Direction =
Give the number of lines containing the word "BELKEBIR", and nothing else.

Task input =
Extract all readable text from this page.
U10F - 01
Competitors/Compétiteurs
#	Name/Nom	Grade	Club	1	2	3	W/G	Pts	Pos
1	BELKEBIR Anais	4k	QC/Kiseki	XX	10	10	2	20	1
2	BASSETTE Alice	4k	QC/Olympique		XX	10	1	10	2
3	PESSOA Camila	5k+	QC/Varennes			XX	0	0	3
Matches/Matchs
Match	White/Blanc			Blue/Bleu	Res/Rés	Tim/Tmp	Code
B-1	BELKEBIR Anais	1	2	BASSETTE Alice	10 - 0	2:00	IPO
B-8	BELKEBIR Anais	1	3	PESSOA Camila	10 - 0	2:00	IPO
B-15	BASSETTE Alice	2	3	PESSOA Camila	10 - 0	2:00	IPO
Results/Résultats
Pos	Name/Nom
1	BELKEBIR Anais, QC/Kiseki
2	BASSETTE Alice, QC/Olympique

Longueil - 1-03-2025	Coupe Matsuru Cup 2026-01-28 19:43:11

Exercise solution =
4